**GOAL**: In the material below, identify each line bearing the word "político". Reproduce those lines.

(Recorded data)
::::::::
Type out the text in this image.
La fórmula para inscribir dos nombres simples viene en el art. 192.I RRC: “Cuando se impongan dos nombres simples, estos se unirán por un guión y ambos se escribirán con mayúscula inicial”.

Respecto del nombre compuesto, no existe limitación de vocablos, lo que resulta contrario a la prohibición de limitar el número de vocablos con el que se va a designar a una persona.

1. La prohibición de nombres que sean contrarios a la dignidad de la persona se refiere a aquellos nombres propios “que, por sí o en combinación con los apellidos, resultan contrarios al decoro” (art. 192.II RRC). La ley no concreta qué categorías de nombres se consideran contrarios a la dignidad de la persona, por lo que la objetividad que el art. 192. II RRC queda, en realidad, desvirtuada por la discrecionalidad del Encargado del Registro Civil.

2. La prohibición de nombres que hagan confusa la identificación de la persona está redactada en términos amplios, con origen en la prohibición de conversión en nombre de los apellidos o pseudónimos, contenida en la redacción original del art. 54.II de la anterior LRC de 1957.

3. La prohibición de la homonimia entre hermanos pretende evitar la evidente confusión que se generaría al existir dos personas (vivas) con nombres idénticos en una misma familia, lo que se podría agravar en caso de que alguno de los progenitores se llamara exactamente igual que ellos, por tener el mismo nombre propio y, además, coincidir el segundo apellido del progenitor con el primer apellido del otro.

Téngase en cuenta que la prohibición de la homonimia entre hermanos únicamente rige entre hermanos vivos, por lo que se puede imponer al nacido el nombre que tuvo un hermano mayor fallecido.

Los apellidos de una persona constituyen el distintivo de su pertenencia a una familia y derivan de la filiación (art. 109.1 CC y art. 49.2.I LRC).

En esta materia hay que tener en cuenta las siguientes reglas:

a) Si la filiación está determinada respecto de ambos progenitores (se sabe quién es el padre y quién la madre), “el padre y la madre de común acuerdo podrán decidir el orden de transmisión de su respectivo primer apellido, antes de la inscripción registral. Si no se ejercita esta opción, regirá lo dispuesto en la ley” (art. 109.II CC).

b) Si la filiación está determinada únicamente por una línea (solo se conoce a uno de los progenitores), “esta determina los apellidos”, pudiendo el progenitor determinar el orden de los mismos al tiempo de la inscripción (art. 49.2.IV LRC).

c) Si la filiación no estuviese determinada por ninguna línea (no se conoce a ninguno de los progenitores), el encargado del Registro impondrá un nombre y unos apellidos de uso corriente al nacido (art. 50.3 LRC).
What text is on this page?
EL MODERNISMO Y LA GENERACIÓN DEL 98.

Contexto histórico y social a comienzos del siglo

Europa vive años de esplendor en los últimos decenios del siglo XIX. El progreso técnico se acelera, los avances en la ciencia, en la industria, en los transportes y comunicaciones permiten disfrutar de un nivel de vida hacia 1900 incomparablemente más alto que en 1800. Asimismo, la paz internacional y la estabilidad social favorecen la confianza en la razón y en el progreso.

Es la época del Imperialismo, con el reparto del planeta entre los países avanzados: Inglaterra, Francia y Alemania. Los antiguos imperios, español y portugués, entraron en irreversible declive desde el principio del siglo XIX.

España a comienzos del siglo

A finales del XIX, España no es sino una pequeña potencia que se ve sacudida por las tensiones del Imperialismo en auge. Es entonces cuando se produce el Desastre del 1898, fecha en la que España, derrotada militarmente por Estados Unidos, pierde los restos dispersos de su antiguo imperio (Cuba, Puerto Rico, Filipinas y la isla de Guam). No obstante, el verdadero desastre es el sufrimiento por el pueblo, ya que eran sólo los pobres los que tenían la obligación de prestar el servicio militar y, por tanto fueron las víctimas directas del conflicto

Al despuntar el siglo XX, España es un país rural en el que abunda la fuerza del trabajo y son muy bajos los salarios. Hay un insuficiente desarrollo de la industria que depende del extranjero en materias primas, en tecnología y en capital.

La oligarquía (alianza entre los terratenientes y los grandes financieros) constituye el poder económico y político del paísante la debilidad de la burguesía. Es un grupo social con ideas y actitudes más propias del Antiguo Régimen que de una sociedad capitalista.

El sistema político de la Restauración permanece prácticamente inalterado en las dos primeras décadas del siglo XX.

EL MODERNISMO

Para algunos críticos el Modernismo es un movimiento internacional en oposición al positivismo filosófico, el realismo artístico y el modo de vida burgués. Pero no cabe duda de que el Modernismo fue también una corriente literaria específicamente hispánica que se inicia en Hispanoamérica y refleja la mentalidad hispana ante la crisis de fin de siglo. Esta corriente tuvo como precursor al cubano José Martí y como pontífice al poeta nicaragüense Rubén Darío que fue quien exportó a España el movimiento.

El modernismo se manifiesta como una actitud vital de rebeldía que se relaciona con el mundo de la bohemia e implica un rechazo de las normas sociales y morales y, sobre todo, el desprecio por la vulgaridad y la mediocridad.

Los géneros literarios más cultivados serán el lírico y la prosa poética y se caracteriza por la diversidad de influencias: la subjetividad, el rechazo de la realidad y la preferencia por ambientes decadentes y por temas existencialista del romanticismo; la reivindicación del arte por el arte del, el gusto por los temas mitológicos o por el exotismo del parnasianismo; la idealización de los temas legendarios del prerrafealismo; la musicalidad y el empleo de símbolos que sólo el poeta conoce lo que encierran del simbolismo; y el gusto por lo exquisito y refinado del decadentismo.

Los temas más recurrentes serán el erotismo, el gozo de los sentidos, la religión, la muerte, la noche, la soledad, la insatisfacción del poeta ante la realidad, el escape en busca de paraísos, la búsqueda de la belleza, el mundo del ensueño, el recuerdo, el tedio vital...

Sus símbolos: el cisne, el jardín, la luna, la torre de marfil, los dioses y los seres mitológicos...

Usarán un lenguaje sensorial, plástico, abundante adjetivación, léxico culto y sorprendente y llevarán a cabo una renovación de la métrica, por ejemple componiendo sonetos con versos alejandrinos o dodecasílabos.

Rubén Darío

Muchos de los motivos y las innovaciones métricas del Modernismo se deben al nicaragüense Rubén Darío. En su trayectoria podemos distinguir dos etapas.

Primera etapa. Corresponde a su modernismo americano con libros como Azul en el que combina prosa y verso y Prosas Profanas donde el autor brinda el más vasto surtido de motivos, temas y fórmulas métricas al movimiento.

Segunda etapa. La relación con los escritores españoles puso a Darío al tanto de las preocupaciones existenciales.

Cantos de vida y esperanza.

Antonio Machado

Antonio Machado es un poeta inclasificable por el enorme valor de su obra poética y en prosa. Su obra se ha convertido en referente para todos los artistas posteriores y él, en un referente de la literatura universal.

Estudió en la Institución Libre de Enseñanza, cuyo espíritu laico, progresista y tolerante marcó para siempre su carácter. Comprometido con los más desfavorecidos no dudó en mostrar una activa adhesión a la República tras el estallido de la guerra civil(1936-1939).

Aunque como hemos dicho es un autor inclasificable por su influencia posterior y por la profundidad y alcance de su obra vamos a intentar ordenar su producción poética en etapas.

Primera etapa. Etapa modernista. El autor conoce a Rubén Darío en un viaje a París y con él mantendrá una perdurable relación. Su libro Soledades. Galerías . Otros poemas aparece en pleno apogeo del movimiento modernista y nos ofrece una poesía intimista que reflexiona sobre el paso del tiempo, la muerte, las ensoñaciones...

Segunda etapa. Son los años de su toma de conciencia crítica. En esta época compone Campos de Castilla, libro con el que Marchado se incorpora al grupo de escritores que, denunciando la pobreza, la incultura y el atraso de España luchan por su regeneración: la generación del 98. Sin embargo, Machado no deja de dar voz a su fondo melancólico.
::::::::
**EXPECTED OUTPUT**:
La oligarquía (alianza entre los terratenientes y los grandes financieros) constituye el poder económico y político del paísante la debilidad de la burguesía. Es un grupo social con ideas y actitudes más propias del Antiguo Régimen que de una sociedad capitalista.
El sistema político de la Restauración permanece prácticamente inalterado en las dos primeras décadas del siglo XX.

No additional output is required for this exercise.